• TASK DESCRIPTION
Lines containing the string "Province" are to be collected in full.

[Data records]
------------------------------------------------

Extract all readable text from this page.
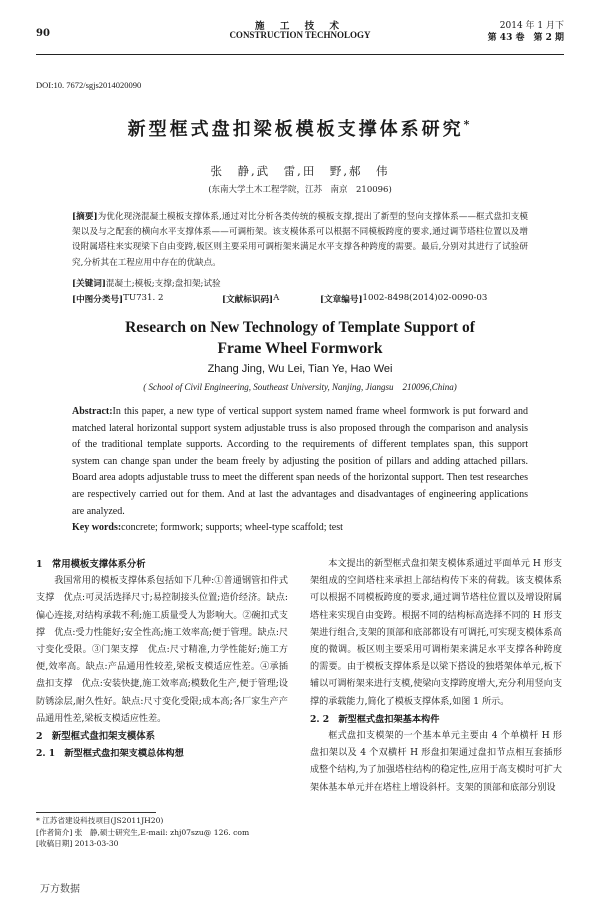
90
施 工 技 术
CONSTRUCTION TECHNOLOGY
2014 年 1 月下
第 43 卷　第 2 期
DOI:10. 7672/sgjs2014020090
新型框式盘扣梁板模板支撑体系研究*
张　静,武　雷,田　野,郝　伟
(东南大学土木工程学院，江苏　南京　210096)
[摘要]为优化现浇混凝土模板支撑体系,通过对比分析各类传统的模板支撑,提出了新型的竖向支撑体系——框式盘扣支模架以及与之配套的横向水平支撑体系——可调桁架。该支模体系可以根据不同模板跨度的要求,通过调节塔柱位置以及增设附属塔柱来实现梁下自由变跨,板区则主要采用可调桁架来满足水平支撑各种跨度的需要。最后,分别对其进行了试验研究,分析其在工程应用中存在的优缺点。
[关键词]混凝土;模板;支撑;盘扣架;试验
[中图分类号] TU731. 2	[文献标识码] A	[文章编号] 1002-8498(2014)02-0090-03
Research on New Technology of Template Support of
Frame Wheel Formwork
Zhang Jing, Wu Lei, Tian Ye, Hao Wei
( School of Civil Engineering, Southeast University, Nanjing, Jiangsu　210096,China)
Abstract:In this paper, a new type of vertical support system named frame wheel formwork is put forward and matched lateral horizontal support system adjustable truss is also proposed through the comparison and analysis of the traditional template supports. According to the requirements of different templates span, this support system can change span under the beam freely by adjusting the position of pillars and adding attached pillars. Board area adopts adjustable truss to meet the different span needs of the horizontal support. Then test researches are respectively carried out for them. And at last the advantages and disadvantages of engineering applications are analyzed.
Key words:concrete; formwork; supports; wheel-type scaffold; test

1　常用模板支撑体系分析

我国常用的模板支撑体系包括如下几种:①普通钢管扣件式支撑　优点:可灵活选择尺寸;易控制接头位置;造价经济。缺点:偏心连接,对结构承载不利;施工质量受人为影响大。②碗扣式支撑　优点:受力性能好;安全性高;施工效率高;便于管理。缺点:尺寸变化受限。③门架支撑　优点:尺寸精准,力学性能好;施工方便,效率高。缺点:产品通用性较差,梁板支模适应性差。④承插盘扣支撑　优点:安装快捷,施工效率高;模数化生产,便于管理;设防锈涂层,耐久性好。缺点:尺寸变化受限;成本高;各厂家生产产品通用性差,梁板支模适应性差。

2　新型框式盘扣架支模体系

2. 1　新型框式盘扣架支模总体构想

本文提出的新型框式盘扣架支模体系通过平面单元 H 形支架组成的空间塔柱来承担上部结构传下来的荷载。该支模体系可以根据不同模板跨度的要求,通过调节塔柱位置以及增设附属塔柱来实现自由变跨。根据不同的结构标高选择不同的 H 形支架进行组合,支架的顶部和底部都设有可调托,可实现支模体系高度的微调。板区则主要采用可调桁架来满足水平支撑各种跨度的需要。由于模板支撑体系是以梁下搭设的独塔架体单元,板下辅以可调桁架来进行支模,使梁向支撑跨度增大,充分利用竖向支撑的承载能力,简化了模板支撑体系,如图 1 所示。

2. 2　新型框式盘扣架基本构件

框式盘扣支模架的一个基本单元主要由 4 个单横杆 H 形盘扣架以及 4 个双横杆 H 形盘扣架通过盘扣节点相互套插形成整个结构,为了加强塔柱结构的稳定性,应用于高支模时可扩大架体基本单元并在塔柱上增设斜杆。支架的顶部和底部分别设

* 江苏省建设科技项目(JS2011JH20)
[作者简介] 张　静,硕士研究生,E-mail: zhj07szu@ 126. com
[收稿日期] 2013-03-30
万方数据
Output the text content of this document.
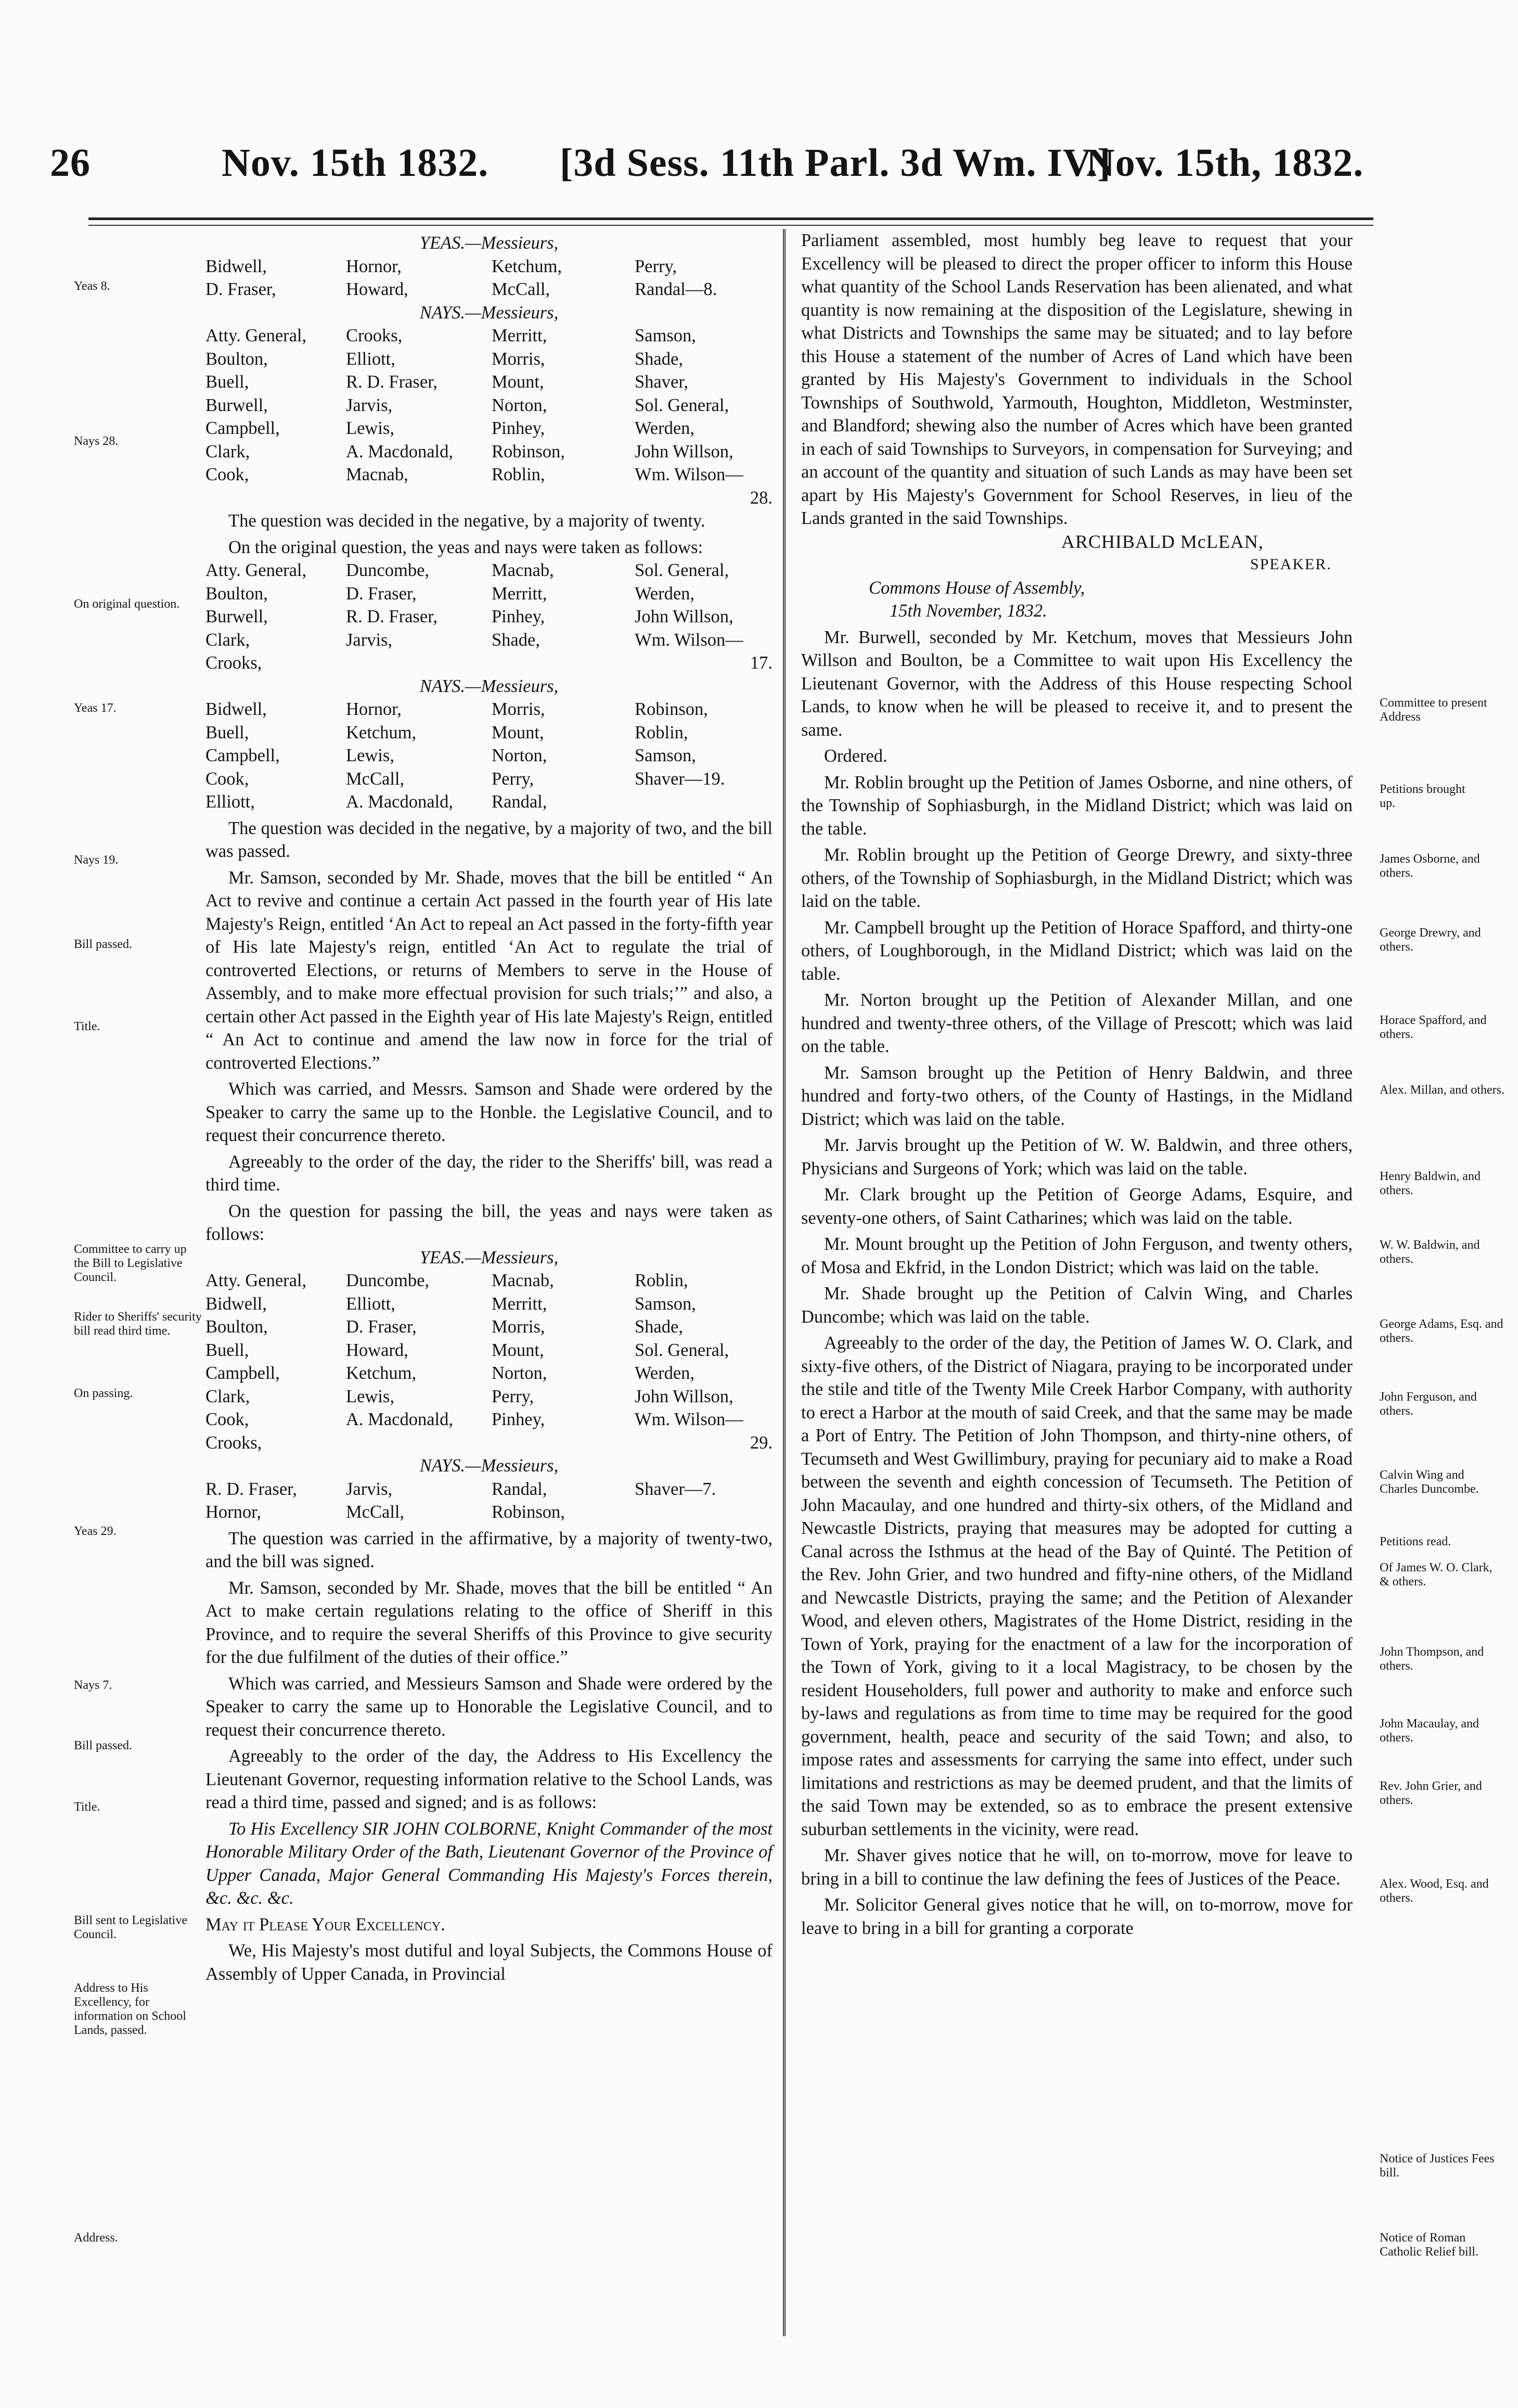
26	Nov. 15th 1832. [3d Sess. 11th Parl. 3d Wm. IV.]
Nov. 15th, 1832.
Yeas 8.
Nays 28.
On original question.
Yeas 17.
Nays 19.
Bill passed.
Title.
Committee to carry up the Bill to Legislative Council.
Rider to Sheriffs' security bill read third time.
On passing.
Yeas 29.
Nays 7.
Bill passed.
Title.
Bill sent to Legislative Council.
Address to His Excellency, for information on School Lands, passed.
Address.
Committee to present Address
Petitions brought up.
James Osborne, and others.
George Drewry, and others.
Horace Spafford, and others.
Alex. Millan, and others.
Henry Baldwin, and others.
W. W. Baldwin, and others.
George Adams, Esq. and others.
John Ferguson, and others.
Calvin Wing and Charles Duncombe.
Petitions read.
Of James W. O. Clark, & others.
John Thompson, and others.
John Macaulay, and others.
Rev. John Grier, and others.
Alex. Wood, Esq. and others.
Notice of Justices Fees bill.
Notice of Roman Catholic Relief bill.
YEAS.—Messieurs,
Bidwell,	Hornor,	Ketchum,	Perry,
D. Fraser,	Howard,	McCall,	Randal—8.
NAYS.—Messieurs,
Atty. General,	Crooks,	Merritt,	Samson,
Boulton,	Elliott,	Morris,	Shade,
Buell,	R. D. Fraser,	Mount,	Shaver,
Burwell,	Jarvis,	Norton,	Sol. General,
Campbell,	Lewis,	Pinhey,	Werden,
Clark,	A. Macdonald,	Robinson,	John Willson,
Cook,	Macnab,	Roblin,	Wm. Wilson—
28.

The question was decided in the negative, by a majority of twenty.

On the original question, the yeas and nays were taken as follows:

Atty. General,	Duncombe,	Macnab,	Sol. General,
Boulton,	D. Fraser,	Merritt,	Werden,
Burwell,	R. D. Fraser,	Pinhey,	John Willson,
Clark,	Jarvis,	Shade,	Wm. Wilson—
Crooks,	17.
NAYS.—Messieurs,
Bidwell,	Hornor,	Morris,	Robinson,
Buell,	Ketchum,	Mount,	Roblin,
Campbell,	Lewis,	Norton,	Samson,
Cook,	McCall,	Perry,	Shaver—19.
Elliott,	A. Macdonald,	Randal,

The question was decided in the negative, by a majority of two, and the bill was passed.

Mr. Samson, seconded by Mr. Shade, moves that the bill be entitled “ An Act to revive and continue a certain Act passed in the fourth year of His late Majesty's Reign, entitled ‘An Act to repeal an Act passed in the forty-fifth year of His late Majesty's reign, entitled ‘An Act to regulate the trial of controverted Elections, or returns of Members to serve in the House of Assembly, and to make more effectual provision for such trials;’” and also, a certain other Act passed in the Eighth year of His late Majesty's Reign, entitled “ An Act to continue and amend the law now in force for the trial of controverted Elections.”

Which was carried, and Messrs. Samson and Shade were ordered by the Speaker to carry the same up to the Honble. the Legislative Council, and to request their concurrence thereto.

Agreeably to the order of the day, the rider to the Sheriffs' bill, was read a third time.

On the question for passing the bill, the yeas and nays were taken as follows:

YEAS.—Messieurs,
Atty. General,	Duncombe,	Macnab,	Roblin,
Bidwell,	Elliott,	Merritt,	Samson,
Boulton,	D. Fraser,	Morris,	Shade,
Buell,	Howard,	Mount,	Sol. General,
Campbell,	Ketchum,	Norton,	Werden,
Clark,	Lewis,	Perry,	John Willson,
Cook,	A. Macdonald,	Pinhey,	Wm. Wilson—
Crooks,	29.
NAYS.—Messieurs,
R. D. Fraser,	Jarvis,	Randal,	Shaver—7.
Hornor,	McCall,	Robinson,

The question was carried in the affirmative, by a majority of twenty-two, and the bill was signed.

Mr. Samson, seconded by Mr. Shade, moves that the bill be entitled “ An Act to make certain regulations relating to the office of Sheriff in this Province, and to require the several Sheriffs of this Province to give security for the due fulfilment of the duties of their office.”

Which was carried, and Messieurs Samson and Shade were ordered by the Speaker to carry the same up to Honorable the Legislative Council, and to request their concurrence thereto.

Agreeably to the order of the day, the Address to His Excellency the Lieutenant Governor, requesting information relative to the School Lands, was read a third time, passed and signed; and is as follows:

To His Excellency SIR JOHN COLBORNE, Knight Commander of the most Honorable Military Order of the Bath, Lieutenant Governor of the Province of Upper Canada, Major General Commanding His Majesty's Forces therein, &c. &c. &c.

May it Please Your Excellency.

We, His Majesty's most dutiful and loyal Subjects, the Commons House of Assembly of Upper Canada, in Provincial

Parliament assembled, most humbly beg leave to request that your Excellency will be pleased to direct the proper officer to inform this House what quantity of the School Lands Reservation has been alienated, and what quantity is now remaining at the disposition of the Legislature, shewing in what Districts and Townships the same may be situated; and to lay before this House a statement of the number of Acres of Land which have been granted by His Majesty's Government to individuals in the School Townships of Southwold, Yarmouth, Houghton, Middleton, Westminster, and Blandford; shewing also the number of Acres which have been granted in each of said Townships to Surveyors, in compensation for Surveying; and an account of the quantity and situation of such Lands as may have been set apart by His Majesty's Government for School Reserves, in lieu of the Lands granted in the said Townships.

ARCHIBALD McLEAN,
SPEAKER.
Commons House of Assembly,
15th November, 1832.

Mr. Burwell, seconded by Mr. Ketchum, moves that Messieurs John Willson and Boulton, be a Committee to wait upon His Excellency the Lieutenant Governor, with the Address of this House respecting School Lands, to know when he will be pleased to receive it, and to present the same.

Ordered.

Mr. Roblin brought up the Petition of James Osborne, and nine others, of the Township of Sophiasburgh, in the Midland District; which was laid on the table.

Mr. Roblin brought up the Petition of George Drewry, and sixty-three others, of the Township of Sophiasburgh, in the Midland District; which was laid on the table.

Mr. Campbell brought up the Petition of Horace Spafford, and thirty-one others, of Loughborough, in the Midland District; which was laid on the table.

Mr. Norton brought up the Petition of Alexander Millan, and one hundred and twenty-three others, of the Village of Prescott; which was laid on the table.

Mr. Samson brought up the Petition of Henry Baldwin, and three hundred and forty-two others, of the County of Hastings, in the Midland District; which was laid on the table.

Mr. Jarvis brought up the Petition of W. W. Baldwin, and three others, Physicians and Surgeons of York; which was laid on the table.

Mr. Clark brought up the Petition of George Adams, Esquire, and seventy-one others, of Saint Catharines; which was laid on the table.

Mr. Mount brought up the Petition of John Ferguson, and twenty others, of Mosa and Ekfrid, in the London District; which was laid on the table.

Mr. Shade brought up the Petition of Calvin Wing, and Charles Duncombe; which was laid on the table.

Agreeably to the order of the day, the Petition of James W. O. Clark, and sixty-five others, of the District of Niagara, praying to be incorporated under the stile and title of the Twenty Mile Creek Harbor Company, with authority to erect a Harbor at the mouth of said Creek, and that the same may be made a Port of Entry. The Petition of John Thompson, and thirty-nine others, of Tecumseth and West Gwillimbury, praying for pecuniary aid to make a Road between the seventh and eighth concession of Tecumseth. The Petition of John Macaulay, and one hundred and thirty-six others, of the Midland and Newcastle Districts, praying that measures may be adopted for cutting a Canal across the Isthmus at the head of the Bay of Quinté. The Petition of the Rev. John Grier, and two hundred and fifty-nine others, of the Midland and Newcastle Districts, praying the same; and the Petition of Alexander Wood, and eleven others, Magistrates of the Home District, residing in the Town of York, praying for the enactment of a law for the incorporation of the Town of York, giving to it a local Magistracy, to be chosen by the resident Householders, full power and authority to make and enforce such by-laws and regulations as from time to time may be required for the good government, health, peace and security of the said Town; and also, to impose rates and assessments for carrying the same into effect, under such limitations and restrictions as may be deemed prudent, and that the limits of the said Town may be extended, so as to embrace the present extensive suburban settlements in the vicinity, were read.

Mr. Shaver gives notice that he will, on to-morrow, move for leave to bring in a bill to continue the law defining the fees of Justices of the Peace.

Mr. Solicitor General gives notice that he will, on to-morrow, move for leave to bring in a bill for granting a corporate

------------------------------------------------

• RESPONSE
Mr. Samson, seconded by Mr. Shade, moves that the bill be entitled “ An Act to make certain regulations relating to the office of Sheriff in this Province, and to require the several Sheriffs of this Province to give security for the due fulfilment of the duties of their office.”
To His Excellency SIR JOHN COLBORNE, Knight Commander of the most Honorable Military Order of the Bath, Lieutenant Governor of the Province of Upper Canada, Major General Commanding His Majesty's Forces therein, &c. &c. &c.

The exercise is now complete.